Exercise text:
=== Section Start ===
The same pattern was also observed at A2 (Figure 2a,b), including for the median time split (Supplementary Figure S1A,B), indicating that the clusters of severity types for SS and FD were consistent over time and independent of the time interval between assessments.
In terms of the relationship between SS and FD, the absolute agreement between severity-type clusters for SS and FD at A1 was moderate at 59%, with a Kendall’s tau of 0.54 (Table 2), suggesting that around 41% of patients had different severity-type clusters of SS and FD, with a kappa of 0.38 (95% confidence interval (CI) = 0.35 to 0.40). The same pattern was observed at A2 (for those patients who had completed the C19-YRSm at two assessments, n = 336): absolute agreement 0.60, Kendall’s tau 0.59, and kappa 0.4 (95% CI: 0.36 to 0.44), as shown in Table 3.
Table 4 and Table 5 show the proportion of patients by severity-type cluster for SS and FD separately at A1 and A2, i.e., change in severity by the two cluster types over time. For SS (Table 4), 49% of patients fell into the same three categories at the two assessment times (e.g., “mild severity type” at A1 and A2). Conversely, therefore, just over half (51%) fell into different severity-type cluster categories at the two timepoints. Kendall’s tau was 0.33 and kappa was 0.23 (95%CI = 0.19 to 0.27). Similarly, for FD (Table 5), 47% of patients remained in the same severity category at the two assessment times; Kendall’s tau was 0.25 and kappa 0.19 (95%CI: 0.15 to 0.24).
Overall health was categorized as “poor” (0 to 2), “moderate” (3 to 6), or “good” (7 to 10). Absolute agreement in these three OH categories between A1 and 2 was 65.4%; Kendall’s tau was 0.22 and kappa was 0.25 (95%CI: 0.15 to 0.34). This suggests that, although OH was more stable (than SS and FD) over time for the majority of patients, around a third of patients were experiencing changes in their OH status (Table 6).
The results of the Spearman correlation analysis showed no distinct groupings of symptoms (rho range = 0.09 to 0.64), but, in general, moderate-to-good levels of association between the individual symptoms and FD items (Figure 3). This validates the construct of the C19-YRS instrument and the need to include all the items to capture LC.
3.3. Polychoric Factor Analysis (PFA)
=== Section End ===
Supplied records:
=== Section Start ===
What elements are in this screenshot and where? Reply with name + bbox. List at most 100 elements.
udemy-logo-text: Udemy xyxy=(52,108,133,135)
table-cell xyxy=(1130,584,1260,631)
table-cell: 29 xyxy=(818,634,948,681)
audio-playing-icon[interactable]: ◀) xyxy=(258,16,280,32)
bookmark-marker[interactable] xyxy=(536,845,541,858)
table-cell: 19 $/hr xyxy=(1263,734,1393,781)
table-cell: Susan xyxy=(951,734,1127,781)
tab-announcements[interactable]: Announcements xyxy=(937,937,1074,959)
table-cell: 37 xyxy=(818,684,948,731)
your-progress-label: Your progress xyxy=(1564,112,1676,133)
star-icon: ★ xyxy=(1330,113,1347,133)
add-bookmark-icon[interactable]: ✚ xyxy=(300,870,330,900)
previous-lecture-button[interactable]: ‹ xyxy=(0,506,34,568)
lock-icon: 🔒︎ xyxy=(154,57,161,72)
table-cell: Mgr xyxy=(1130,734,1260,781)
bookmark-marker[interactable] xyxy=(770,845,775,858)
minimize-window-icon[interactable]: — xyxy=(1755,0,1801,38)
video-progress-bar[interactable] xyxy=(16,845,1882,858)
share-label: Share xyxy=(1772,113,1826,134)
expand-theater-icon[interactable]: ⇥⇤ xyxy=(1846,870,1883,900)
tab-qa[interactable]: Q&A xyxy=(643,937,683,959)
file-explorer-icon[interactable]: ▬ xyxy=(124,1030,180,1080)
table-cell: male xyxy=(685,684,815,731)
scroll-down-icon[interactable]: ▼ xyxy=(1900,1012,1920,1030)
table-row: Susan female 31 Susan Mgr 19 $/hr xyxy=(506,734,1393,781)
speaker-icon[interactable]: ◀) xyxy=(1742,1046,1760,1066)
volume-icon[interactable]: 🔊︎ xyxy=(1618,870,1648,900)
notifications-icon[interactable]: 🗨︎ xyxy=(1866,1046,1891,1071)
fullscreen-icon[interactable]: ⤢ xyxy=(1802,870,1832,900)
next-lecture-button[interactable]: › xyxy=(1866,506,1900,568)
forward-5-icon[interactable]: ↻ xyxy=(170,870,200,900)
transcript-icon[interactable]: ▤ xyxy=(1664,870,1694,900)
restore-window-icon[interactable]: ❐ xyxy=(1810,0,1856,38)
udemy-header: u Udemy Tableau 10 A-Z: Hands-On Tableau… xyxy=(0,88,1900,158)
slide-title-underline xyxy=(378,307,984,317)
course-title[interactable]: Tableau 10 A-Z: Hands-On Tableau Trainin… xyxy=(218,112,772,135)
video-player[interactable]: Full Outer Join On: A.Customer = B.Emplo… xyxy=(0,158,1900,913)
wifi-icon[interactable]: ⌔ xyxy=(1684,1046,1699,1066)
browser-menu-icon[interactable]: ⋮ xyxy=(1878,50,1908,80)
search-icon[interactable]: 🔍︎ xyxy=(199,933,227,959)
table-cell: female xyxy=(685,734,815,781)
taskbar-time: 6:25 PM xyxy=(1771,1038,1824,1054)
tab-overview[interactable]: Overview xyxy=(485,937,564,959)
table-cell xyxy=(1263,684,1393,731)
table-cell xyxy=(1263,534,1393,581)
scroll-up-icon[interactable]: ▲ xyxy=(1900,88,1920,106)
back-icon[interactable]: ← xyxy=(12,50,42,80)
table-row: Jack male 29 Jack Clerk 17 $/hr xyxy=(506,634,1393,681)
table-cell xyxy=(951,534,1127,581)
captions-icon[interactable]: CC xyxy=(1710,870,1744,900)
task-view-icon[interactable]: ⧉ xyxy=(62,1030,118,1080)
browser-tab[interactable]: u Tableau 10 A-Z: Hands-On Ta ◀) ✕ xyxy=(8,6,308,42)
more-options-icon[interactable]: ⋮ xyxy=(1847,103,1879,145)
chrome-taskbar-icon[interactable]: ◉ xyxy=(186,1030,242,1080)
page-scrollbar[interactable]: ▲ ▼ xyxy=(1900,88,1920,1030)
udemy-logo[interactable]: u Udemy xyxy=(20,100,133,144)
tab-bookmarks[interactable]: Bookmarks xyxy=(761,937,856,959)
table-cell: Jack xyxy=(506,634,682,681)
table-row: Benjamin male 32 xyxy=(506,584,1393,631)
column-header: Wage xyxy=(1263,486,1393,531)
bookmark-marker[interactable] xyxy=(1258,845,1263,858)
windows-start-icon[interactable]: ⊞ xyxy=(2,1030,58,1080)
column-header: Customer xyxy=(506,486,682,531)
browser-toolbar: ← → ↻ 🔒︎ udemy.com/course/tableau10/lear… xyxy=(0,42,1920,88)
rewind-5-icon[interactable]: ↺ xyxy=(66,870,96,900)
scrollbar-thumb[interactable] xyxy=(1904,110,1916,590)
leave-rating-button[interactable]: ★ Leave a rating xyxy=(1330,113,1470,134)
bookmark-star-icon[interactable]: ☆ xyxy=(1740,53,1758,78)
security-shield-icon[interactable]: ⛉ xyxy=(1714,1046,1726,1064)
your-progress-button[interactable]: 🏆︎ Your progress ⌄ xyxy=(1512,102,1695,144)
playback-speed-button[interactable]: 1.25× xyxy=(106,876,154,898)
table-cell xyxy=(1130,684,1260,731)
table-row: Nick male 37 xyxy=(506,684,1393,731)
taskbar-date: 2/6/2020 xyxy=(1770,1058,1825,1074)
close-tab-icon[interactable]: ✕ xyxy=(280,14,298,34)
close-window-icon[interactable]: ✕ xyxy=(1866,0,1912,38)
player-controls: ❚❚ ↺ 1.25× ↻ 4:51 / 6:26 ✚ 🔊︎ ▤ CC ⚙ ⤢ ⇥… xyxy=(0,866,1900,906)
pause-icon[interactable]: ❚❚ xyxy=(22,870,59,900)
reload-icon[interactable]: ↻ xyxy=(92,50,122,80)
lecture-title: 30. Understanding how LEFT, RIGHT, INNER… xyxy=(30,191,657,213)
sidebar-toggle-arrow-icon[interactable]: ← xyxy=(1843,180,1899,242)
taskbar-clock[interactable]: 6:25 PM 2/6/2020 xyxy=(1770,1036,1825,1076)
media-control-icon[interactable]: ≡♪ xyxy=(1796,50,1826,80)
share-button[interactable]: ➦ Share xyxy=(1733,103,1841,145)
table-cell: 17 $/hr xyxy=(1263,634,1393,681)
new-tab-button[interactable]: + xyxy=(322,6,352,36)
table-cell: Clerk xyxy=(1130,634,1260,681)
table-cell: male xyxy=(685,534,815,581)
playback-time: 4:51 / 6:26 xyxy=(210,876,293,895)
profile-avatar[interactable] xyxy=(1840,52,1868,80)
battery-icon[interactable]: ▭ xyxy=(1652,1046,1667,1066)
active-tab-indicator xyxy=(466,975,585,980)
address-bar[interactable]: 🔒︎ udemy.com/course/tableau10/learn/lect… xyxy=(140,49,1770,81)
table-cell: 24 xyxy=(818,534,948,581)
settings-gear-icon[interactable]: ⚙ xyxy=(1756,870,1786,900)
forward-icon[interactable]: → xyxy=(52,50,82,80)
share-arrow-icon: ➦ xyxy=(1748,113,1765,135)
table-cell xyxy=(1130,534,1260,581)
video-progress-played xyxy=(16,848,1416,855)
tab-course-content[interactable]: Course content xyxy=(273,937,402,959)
=== Section End ===
Questions:
[1] Rewrite the part of the C19-YRS excerpt starting with "Overall health was" and going on through "to capture LC.", and swap "Spearman correlation" for "Pearson correlation".
[2] In one to three sentences, say why the C19-YRS excerpt concludes that around a third of patients were experiencing changes in their OH status.

Activity answers:
[1]
Overall health was categorized as “poor” (0 to 2), “moderate” (3 to 6), or “good” (7 to 10). Absolute agreement in these three OH categories between A1 and 2 was 65.4%; Kendall’s tau was 0.22 and kappa was 0.25 (95%CI: 0.15 to 0.34). This suggests that, although OH was more stable (than SS and FD) over time for the majority of patients, around a third of patients were experiencing changes in their OH status (Table 6).
The results of the Pearson correlation analysis showed no distinct groupings of symptoms (rho range = 0.09 to 0.64), but, in general, moderate-to-good levels of association between the individual symptoms and FD items (Figure 3). This validates the construct of the C19-YRS instrument and the need to include all the items to capture LC.

[2] Absolute agreement in the three OH categories between A1 and A2 was 65.4%. The excerpt takes this to mean that OH was stable for most patients, while around a third had changes in their OH status.